** Begin Data extract **
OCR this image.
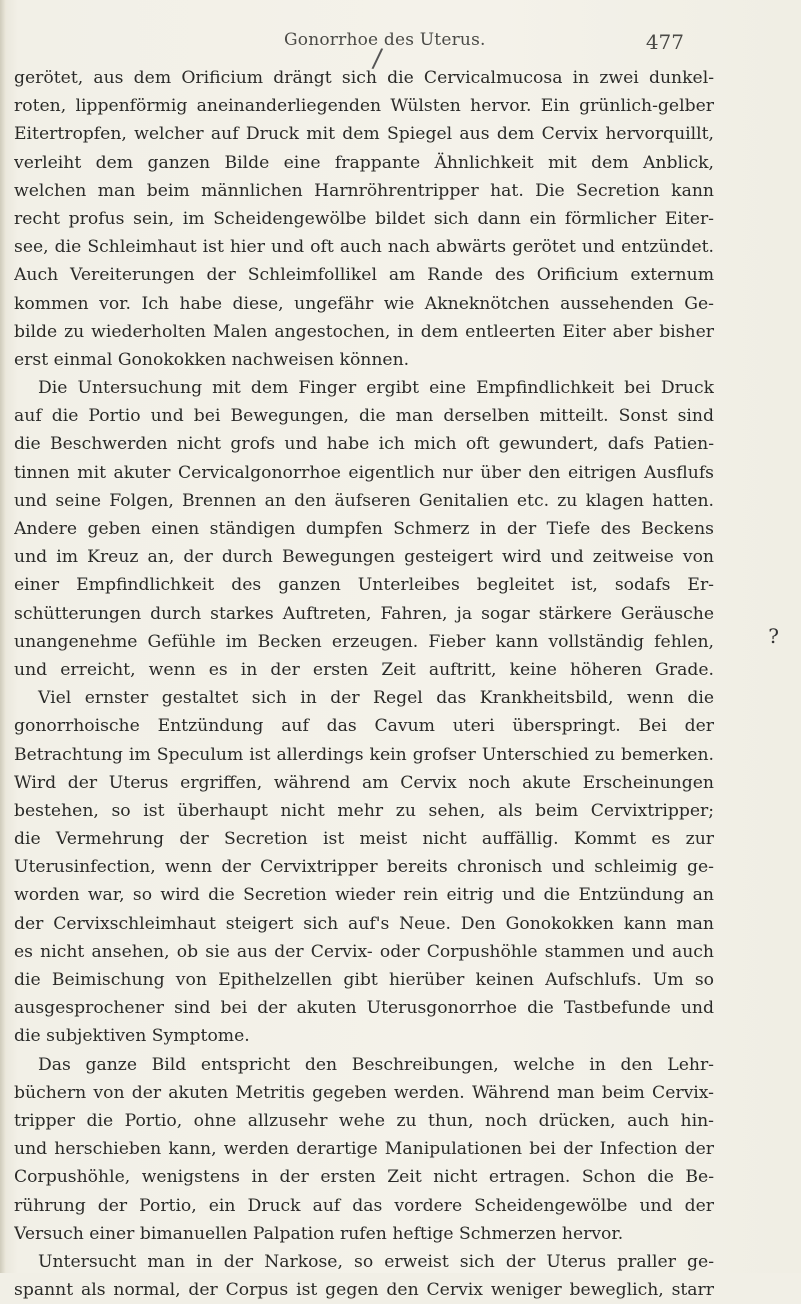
Gonorrhoe des Uterus.	477
/
gerötet, aus dem Orificium drängt sich die Cervicalmucosa in zwei dunkel-
roten, lippenförmig aneinanderliegenden Wülsten hervor. Ein grünlich-gelber
Eitertropfen, welcher auf Druck mit dem Spiegel aus dem Cervix hervorquillt,
verleiht dem ganzen Bilde eine frappante Ähnlichkeit mit dem Anblick,
welchen man beim männlichen Harnröhrentripper hat. Die Secretion kann
recht profus sein, im Scheidengewölbe bildet sich dann ein förmlicher Eiter-
see, die Schleimhaut ist hier und oft auch nach abwärts gerötet und entzündet.
Auch Vereiterungen der Schleimfollikel am Rande des Orificium externum
kommen vor. Ich habe diese, ungefähr wie Akneknötchen aussehenden Ge-
bilde zu wiederholten Malen angestochen, in dem entleerten Eiter aber bisher
erst einmal Gonokokken nachweisen können.
Die Untersuchung mit dem Finger ergibt eine Empfindlichkeit bei Druck
auf die Portio und bei Bewegungen, die man derselben mitteilt. Sonst sind
die Beschwerden nicht grofs und habe ich mich oft gewundert, dafs Patien-
tinnen mit akuter Cervicalgonorrhoe eigentlich nur über den eitrigen Ausflufs
und seine Folgen, Brennen an den äufseren Genitalien etc. zu klagen hatten.
Andere geben einen ständigen dumpfen Schmerz in der Tiefe des Beckens
und im Kreuz an, der durch Bewegungen gesteigert wird und zeitweise von
einer Empfindlichkeit des ganzen Unterleibes begleitet ist, sodafs Er-
schütterungen durch starkes Auftreten, Fahren, ja sogar stärkere Geräusche
unangenehme Gefühle im Becken erzeugen. Fieber kann vollständig fehlen,
und erreicht, wenn es in der ersten Zeit auftritt, keine höheren Grade.
Viel ernster gestaltet sich in der Regel das Krankheitsbild, wenn die
gonorrhoische Entzündung auf das Cavum uteri überspringt. Bei der
Betrachtung im Speculum ist allerdings kein grofser Unterschied zu bemerken.
Wird der Uterus ergriffen, während am Cervix noch akute Erscheinungen
bestehen, so ist überhaupt nicht mehr zu sehen, als beim Cervixtripper;
die Vermehrung der Secretion ist meist nicht auffällig. Kommt es zur
Uterusinfection, wenn der Cervixtripper bereits chronisch und schleimig ge-
worden war, so wird die Secretion wieder rein eitrig und die Entzündung an
der Cervixschleimhaut steigert sich auf's Neue. Den Gonokokken kann man
es nicht ansehen, ob sie aus der Cervix- oder Corpushöhle stammen und auch
die Beimischung von Epithelzellen gibt hierüber keinen Aufschlufs. Um so
ausgesprochener sind bei der akuten Uterusgonorrhoe die Tastbefunde und
die subjektiven Symptome.
Das ganze Bild entspricht den Beschreibungen, welche in den Lehr-
büchern von der akuten Metritis gegeben werden. Während man beim Cervix-
tripper die Portio, ohne allzusehr wehe zu thun, noch drücken, auch hin-
und herschieben kann, werden derartige Manipulationen bei der Infection der
Corpushöhle, wenigstens in der ersten Zeit nicht ertragen. Schon die Be-
rührung der Portio, ein Druck auf das vordere Scheidengewölbe und der
Versuch einer bimanuellen Palpation rufen heftige Schmerzen hervor.
Untersucht man in der Narkose, so erweist sich der Uterus praller ge-
spannt als normal, der Corpus ist gegen den Cervix weniger beweglich, starr
?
** End Data extract **
### Work to complete
In the entries above, locate every line with the word "Druck" and copy it.

### Response to the task
Eitertropfen, welcher auf Druck mit dem Spiegel aus dem Cervix hervorquillt,
Die Untersuchung mit dem Finger ergibt eine Empfindlichkeit bei Druck
rührung der Portio, ein Druck auf das vordere Scheidengewölbe und der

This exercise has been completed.